What the exercise asks
Go through the records underneath and write each one out again exactly.

Listed entries
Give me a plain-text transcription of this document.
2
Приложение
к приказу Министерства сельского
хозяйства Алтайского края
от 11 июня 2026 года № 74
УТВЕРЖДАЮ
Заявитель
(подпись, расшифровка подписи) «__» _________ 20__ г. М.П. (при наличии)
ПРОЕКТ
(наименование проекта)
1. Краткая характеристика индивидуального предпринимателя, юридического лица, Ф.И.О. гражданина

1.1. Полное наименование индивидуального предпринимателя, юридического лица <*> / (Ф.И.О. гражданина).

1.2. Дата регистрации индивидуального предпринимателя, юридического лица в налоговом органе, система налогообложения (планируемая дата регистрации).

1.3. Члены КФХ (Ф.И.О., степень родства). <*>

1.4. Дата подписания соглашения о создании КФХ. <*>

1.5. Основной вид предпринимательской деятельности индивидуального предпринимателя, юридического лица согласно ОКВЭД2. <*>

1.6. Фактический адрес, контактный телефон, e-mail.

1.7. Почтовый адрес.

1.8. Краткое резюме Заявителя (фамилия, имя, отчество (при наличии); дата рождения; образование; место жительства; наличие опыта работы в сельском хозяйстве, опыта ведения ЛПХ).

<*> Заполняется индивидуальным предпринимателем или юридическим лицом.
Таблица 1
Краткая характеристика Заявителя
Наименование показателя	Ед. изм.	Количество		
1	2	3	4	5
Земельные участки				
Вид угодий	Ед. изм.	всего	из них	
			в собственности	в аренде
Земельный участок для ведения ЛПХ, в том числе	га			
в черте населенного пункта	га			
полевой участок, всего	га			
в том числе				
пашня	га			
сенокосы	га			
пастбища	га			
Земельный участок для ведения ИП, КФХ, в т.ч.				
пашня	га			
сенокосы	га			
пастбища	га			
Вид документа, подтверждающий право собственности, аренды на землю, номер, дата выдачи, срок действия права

Solution to this task
Give me a plain-text transcription of this document.
2
Приложение
к приказу Министерства сельского
хозяйства Алтайского края
от 11 июня 2026 года № 74
УТВЕРЖДАЮ
Заявитель
(подпись, расшифровка подписи) «__» _________ 20__ г. М.П. (при наличии)
ПРОЕКТ
(наименование проекта)
1. Краткая характеристика индивидуального предпринимателя, юридического лица, Ф.И.О. гражданина

1.1. Полное наименование индивидуального предпринимателя, юридического лица <*> / (Ф.И.О. гражданина).

1.2. Дата регистрации индивидуального предпринимателя, юридического лица в налоговом органе, система налогообложения (планируемая дата регистрации).

1.3. Члены КФХ (Ф.И.О., степень родства). <*>

1.4. Дата подписания соглашения о создании КФХ. <*>

1.5. Основной вид предпринимательской деятельности индивидуального предпринимателя, юридического лица согласно ОКВЭД2. <*>

1.6. Фактический адрес, контактный телефон, e-mail.

1.7. Почтовый адрес.

1.8. Краткое резюме Заявителя (фамилия, имя, отчество (при наличии); дата рождения; образование; место жительства; наличие опыта работы в сельском хозяйстве, опыта ведения ЛПХ).

<*> Заполняется индивидуальным предпринимателем или юридическим лицом.
Таблица 1
Краткая характеристика Заявителя
Наименование показателя	Ед. изм.	Количество		
1	2	3	4	5
Земельные участки				
Вид угодий	Ед. изм.	всего	из них	
			в собственности	в аренде
Земельный участок для ведения ЛПХ, в том числе	га			
в черте населенного пункта	га			
полевой участок, всего	га			
в том числе				
пашня	га			
сенокосы	га			
пастбища	га			
Земельный участок для ведения ИП, КФХ, в т.ч.				
пашня	га			
сенокосы	га			
пастбища	га			
Вид документа, подтверждающий право собственности, аренды на землю, номер, дата выдачи, срок действия права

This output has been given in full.